Exercise prompt:
Copy every line of the items below exactly as it appears, leaving out the pictures.
>> begin Given information
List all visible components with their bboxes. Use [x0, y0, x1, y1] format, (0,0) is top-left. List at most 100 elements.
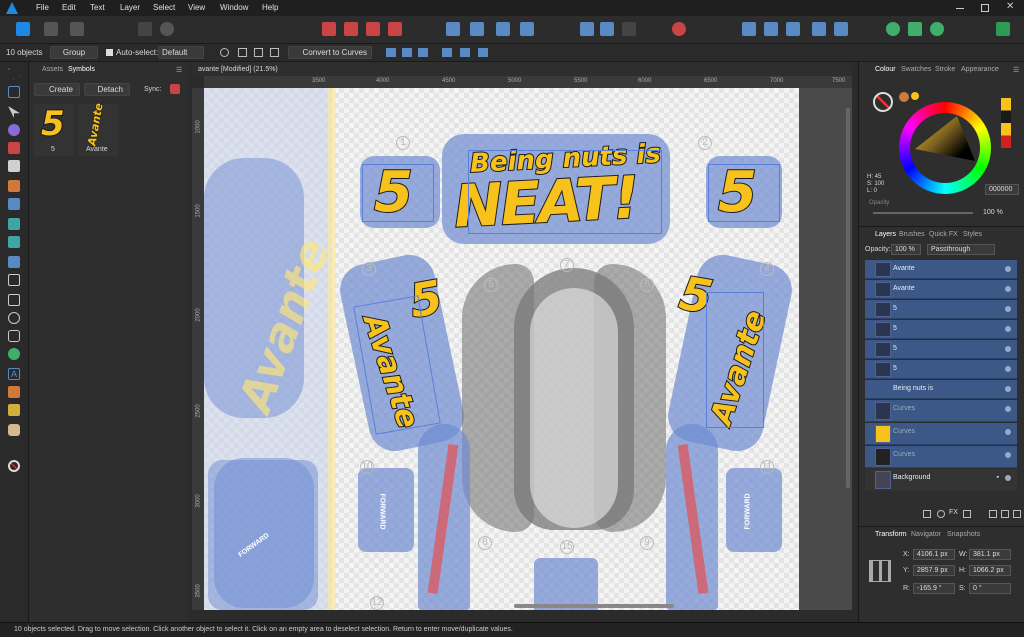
boolean-intersect-icon[interactable]: [366, 22, 380, 36]
layer-row[interactable]: Curves: [865, 400, 1017, 422]
tab-assets[interactable]: Assets: [42, 66, 63, 73]
menu-select[interactable]: Select: [153, 3, 175, 12]
tab-colour[interactable]: Colour: [875, 66, 896, 73]
scale-icon[interactable]: [270, 48, 279, 57]
y-input[interactable]: 2857.9 px: [913, 565, 955, 576]
tab-layers[interactable]: Layers: [875, 231, 896, 238]
corner-tool-icon[interactable]: [8, 142, 20, 154]
visibility-icon[interactable]: [1005, 452, 1011, 458]
app-logo-icon[interactable]: [6, 2, 18, 14]
duplicate-layer-icon[interactable]: [1001, 510, 1009, 518]
width-input[interactable]: 381.1 px: [969, 549, 1011, 560]
menu-text[interactable]: Text: [90, 3, 105, 12]
tab-navigator[interactable]: Navigator: [911, 531, 941, 538]
assistant-icon[interactable]: [886, 22, 900, 36]
distribute-icon[interactable]: [600, 22, 614, 36]
symbol-avante-tile[interactable]: Avante Avante: [78, 102, 118, 156]
insert-behind-icon[interactable]: [764, 22, 778, 36]
recent-swatches[interactable]: [1001, 98, 1011, 148]
visibility-icon[interactable]: [1005, 306, 1011, 312]
align-bottom-icon[interactable]: [478, 48, 488, 57]
tab-brushes[interactable]: Brushes: [899, 231, 925, 238]
layer-row[interactable]: Background ▪: [865, 469, 1017, 491]
insert-front-icon[interactable]: [786, 22, 800, 36]
canvas[interactable]: Avante Being nuts is NEAT! 5 5 5 Avante …: [204, 88, 852, 610]
auto-select-checkbox[interactable]: [106, 49, 113, 56]
snapping-icon[interactable]: [672, 22, 686, 36]
panel-menu-icon[interactable]: ☰: [176, 66, 182, 74]
layer-row[interactable]: 5: [865, 340, 1017, 359]
auto-select-dropdown[interactable]: Default: [158, 46, 204, 59]
align-center-icon[interactable]: [402, 48, 412, 57]
menu-window[interactable]: Window: [220, 3, 248, 12]
eyedropper-icon[interactable]: [899, 92, 909, 102]
align-top-icon[interactable]: [442, 48, 452, 57]
tag-left[interactable]: [358, 468, 414, 552]
layer-opacity-input[interactable]: 100 %: [891, 244, 921, 255]
visibility-icon[interactable]: [1005, 429, 1011, 435]
align-grid-icon[interactable]: [238, 48, 247, 57]
artistic-text-icon[interactable]: A: [8, 368, 20, 380]
tag-right[interactable]: [726, 468, 782, 552]
delete-layer-icon[interactable]: [1013, 510, 1021, 518]
boolean-add-icon[interactable]: [322, 22, 336, 36]
user-account-icon[interactable]: [996, 22, 1010, 36]
visibility-icon[interactable]: [1005, 266, 1011, 272]
layer-row[interactable]: Curves: [865, 423, 1017, 445]
ellipse-tool-icon[interactable]: [8, 312, 20, 324]
insert-top-icon[interactable]: [812, 22, 826, 36]
layer-row[interactable]: 5: [865, 360, 1017, 379]
opacity-slider[interactable]: [873, 212, 973, 214]
align-right-icon[interactable]: [418, 48, 428, 57]
hand-tool-icon[interactable]: [8, 424, 20, 436]
x-input[interactable]: 4106.1 px: [913, 549, 955, 560]
no-fill-icon[interactable]: [873, 92, 893, 112]
rotate-left-icon[interactable]: [496, 22, 510, 36]
pdf-icon[interactable]: [908, 22, 922, 36]
mask-icon[interactable]: [923, 510, 931, 518]
visibility-icon[interactable]: [1005, 346, 1011, 352]
flip-horizontal-icon[interactable]: [446, 22, 460, 36]
export-persona-icon[interactable]: [70, 22, 84, 36]
visibility-icon[interactable]: [1005, 366, 1011, 372]
symbol-5-tile[interactable]: 5 5: [34, 103, 74, 156]
layer-row[interactable]: 5: [865, 300, 1017, 319]
crop-tool-icon[interactable]: [8, 274, 20, 286]
node-tool-icon[interactable]: [8, 106, 20, 118]
layer-row[interactable]: Curves: [865, 446, 1017, 468]
menu-edit[interactable]: Edit: [62, 3, 76, 12]
layer-row[interactable]: Avante: [865, 280, 1017, 299]
panel-menu-icon[interactable]: ☰: [1013, 66, 1019, 74]
tab-snapshots[interactable]: Snapshots: [947, 531, 980, 538]
menu-layer[interactable]: Layer: [120, 3, 140, 12]
insert-inside-icon[interactable]: [742, 22, 756, 36]
tab-appearance[interactable]: Appearance: [961, 66, 999, 73]
visibility-icon[interactable]: [1005, 386, 1011, 392]
tab-styles[interactable]: Styles: [963, 231, 982, 238]
visibility-icon[interactable]: [1005, 326, 1011, 332]
current-colour-swatch[interactable]: [911, 92, 919, 100]
settings-icon[interactable]: [160, 22, 174, 36]
arrange-icon[interactable]: [622, 22, 636, 36]
shape-tool-icon[interactable]: [8, 348, 20, 360]
tab-symbols[interactable]: Symbols: [68, 66, 95, 73]
create-symbol-button[interactable]: Create: [34, 83, 80, 96]
fill-tool-icon[interactable]: [8, 218, 20, 230]
lock-icon[interactable]: ▪: [997, 474, 999, 481]
maximize-icon[interactable]: [981, 4, 989, 12]
rotation-input[interactable]: -165.9 °: [913, 583, 955, 594]
designer-persona-icon[interactable]: [16, 22, 30, 36]
artboard[interactable]: Avante Being nuts is NEAT! 5 5 5 Avante …: [204, 88, 799, 610]
transparency-tool-icon[interactable]: [8, 236, 20, 248]
insert-bottom-icon[interactable]: [834, 22, 848, 36]
group-button[interactable]: Group: [50, 46, 98, 59]
close-icon[interactable]: ✕: [1006, 1, 1014, 12]
align-left-icon[interactable]: [386, 48, 396, 57]
group-layers-icon[interactable]: [963, 510, 971, 518]
anchor-grid-icon[interactable]: [869, 560, 891, 582]
shear-input[interactable]: 0 °: [969, 583, 1011, 594]
tab-stroke[interactable]: Stroke: [935, 66, 955, 73]
rotate-right-icon[interactable]: [520, 22, 534, 36]
pencil-tool-icon[interactable]: [8, 180, 20, 192]
blend-mode-dropdown[interactable]: Passthrough: [927, 244, 995, 255]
>> end Given information
Task answer:
List all visible components with their bboxes. Use [x0, y0, x1, y1] format, (0,0) is top-left. List at most 100 elements.
boolean-intersect-icon[interactable]: [366, 22, 380, 36]
layer-row[interactable]: Curves: [865, 400, 1017, 422]
tab-assets[interactable]: Assets: [42, 66, 63, 73]
menu-select[interactable]: Select: [153, 3, 175, 12]
tab-colour[interactable]: Colour: [875, 66, 896, 73]
scale-icon[interactable]: [270, 48, 279, 57]
y-input[interactable]: 2857.9 px: [913, 565, 955, 576]
tab-layers[interactable]: Layers: [875, 231, 896, 238]
corner-tool-icon[interactable]: [8, 142, 20, 154]
visibility-icon[interactable]: [1005, 452, 1011, 458]
app-logo-icon[interactable]: [6, 2, 18, 14]
duplicate-layer-icon[interactable]: [1001, 510, 1009, 518]
width-input[interactable]: 381.1 px: [969, 549, 1011, 560]
menu-text[interactable]: Text: [90, 3, 105, 12]
tab-navigator[interactable]: Navigator: [911, 531, 941, 538]
assistant-icon[interactable]: [886, 22, 900, 36]
distribute-icon[interactable]: [600, 22, 614, 36]
symbol-avante-tile[interactable]: Avante Avante: [78, 102, 118, 156]
insert-behind-icon[interactable]: [764, 22, 778, 36]
recent-swatches[interactable]: [1001, 98, 1011, 148]
visibility-icon[interactable]: [1005, 306, 1011, 312]
align-bottom-icon[interactable]: [478, 48, 488, 57]
tab-brushes[interactable]: Brushes: [899, 231, 925, 238]
layer-row[interactable]: Background ▪: [865, 469, 1017, 491]
insert-front-icon[interactable]: [786, 22, 800, 36]
canvas[interactable]: Avante Being nuts is NEAT! 5 5 5 Avante …: [204, 88, 852, 610]
auto-select-checkbox[interactable]: [106, 49, 113, 56]
snapping-icon[interactable]: [672, 22, 686, 36]
panel-menu-icon[interactable]: ☰: [176, 66, 182, 74]
layer-row[interactable]: 5: [865, 340, 1017, 359]
auto-select-dropdown[interactable]: Default: [158, 46, 204, 59]
align-center-icon[interactable]: [402, 48, 412, 57]
menu-window[interactable]: Window: [220, 3, 248, 12]
eyedropper-icon[interactable]: [899, 92, 909, 102]
align-top-icon[interactable]: [442, 48, 452, 57]
tag-left[interactable]: [358, 468, 414, 552]
layer-opacity-input[interactable]: 100 %: [891, 244, 921, 255]
visibility-icon[interactable]: [1005, 429, 1011, 435]
align-grid-icon[interactable]: [238, 48, 247, 57]
artistic-text-icon[interactable]: A: [8, 368, 20, 380]
tag-right[interactable]: [726, 468, 782, 552]
delete-layer-icon[interactable]: [1013, 510, 1021, 518]
boolean-add-icon[interactable]: [322, 22, 336, 36]
user-account-icon[interactable]: [996, 22, 1010, 36]
visibility-icon[interactable]: [1005, 266, 1011, 272]
layer-row[interactable]: Curves: [865, 423, 1017, 445]
ellipse-tool-icon[interactable]: [8, 312, 20, 324]
insert-top-icon[interactable]: [812, 22, 826, 36]
layer-row[interactable]: 5: [865, 360, 1017, 379]
opacity-slider[interactable]: [873, 212, 973, 214]
align-right-icon[interactable]: [418, 48, 428, 57]
hand-tool-icon[interactable]: [8, 424, 20, 436]
x-input[interactable]: 4106.1 px: [913, 549, 955, 560]
no-fill-icon[interactable]: [873, 92, 893, 112]
rotate-left-icon[interactable]: [496, 22, 510, 36]
pdf-icon[interactable]: [908, 22, 922, 36]
mask-icon[interactable]: [923, 510, 931, 518]
visibility-icon[interactable]: [1005, 346, 1011, 352]
flip-horizontal-icon[interactable]: [446, 22, 460, 36]
export-persona-icon[interactable]: [70, 22, 84, 36]
visibility-icon[interactable]: [1005, 366, 1011, 372]
symbol-5-tile[interactable]: 5 5: [34, 103, 74, 156]
layer-row[interactable]: 5: [865, 300, 1017, 319]
crop-tool-icon[interactable]: [8, 274, 20, 286]
node-tool-icon[interactable]: [8, 106, 20, 118]
layer-row[interactable]: Curves: [865, 446, 1017, 468]
menu-edit[interactable]: Edit: [62, 3, 76, 12]
layer-row[interactable]: Avante: [865, 280, 1017, 299]
panel-menu-icon[interactable]: ☰: [1013, 66, 1019, 74]
tab-snapshots[interactable]: Snapshots: [947, 531, 980, 538]
menu-layer[interactable]: Layer: [120, 3, 140, 12]
insert-inside-icon[interactable]: [742, 22, 756, 36]
tab-appearance[interactable]: Appearance: [961, 66, 999, 73]
visibility-icon[interactable]: [1005, 386, 1011, 392]
tab-styles[interactable]: Styles: [963, 231, 982, 238]
visibility-icon[interactable]: [1005, 326, 1011, 332]
current-colour-swatch[interactable]: [911, 92, 919, 100]
settings-icon[interactable]: [160, 22, 174, 36]
arrange-icon[interactable]: [622, 22, 636, 36]
shape-tool-icon[interactable]: [8, 348, 20, 360]
tab-symbols[interactable]: Symbols: [68, 66, 95, 73]
create-symbol-button[interactable]: Create: [34, 83, 80, 96]
fill-tool-icon[interactable]: [8, 218, 20, 230]
lock-icon[interactable]: ▪: [997, 474, 999, 481]
maximize-icon[interactable]: [981, 4, 989, 12]
rotation-input[interactable]: -165.9 °: [913, 583, 955, 594]
designer-persona-icon[interactable]: [16, 22, 30, 36]
artboard[interactable]: Avante Being nuts is NEAT! 5 5 5 Avante …: [204, 88, 799, 610]
transparency-tool-icon[interactable]: [8, 236, 20, 248]
insert-bottom-icon[interactable]: [834, 22, 848, 36]
group-button[interactable]: Group: [50, 46, 98, 59]
close-icon[interactable]: ✕: [1006, 1, 1014, 12]
align-left-icon[interactable]: [386, 48, 396, 57]
group-layers-icon[interactable]: [963, 510, 971, 518]
anchor-grid-icon[interactable]: [869, 560, 891, 582]
shear-input[interactable]: 0 °: [969, 583, 1011, 594]
tab-stroke[interactable]: Stroke: [935, 66, 955, 73]
rotate-right-icon[interactable]: [520, 22, 534, 36]
pencil-tool-icon[interactable]: [8, 180, 20, 192]
blend-mode-dropdown[interactable]: Passthrough: [927, 244, 995, 255]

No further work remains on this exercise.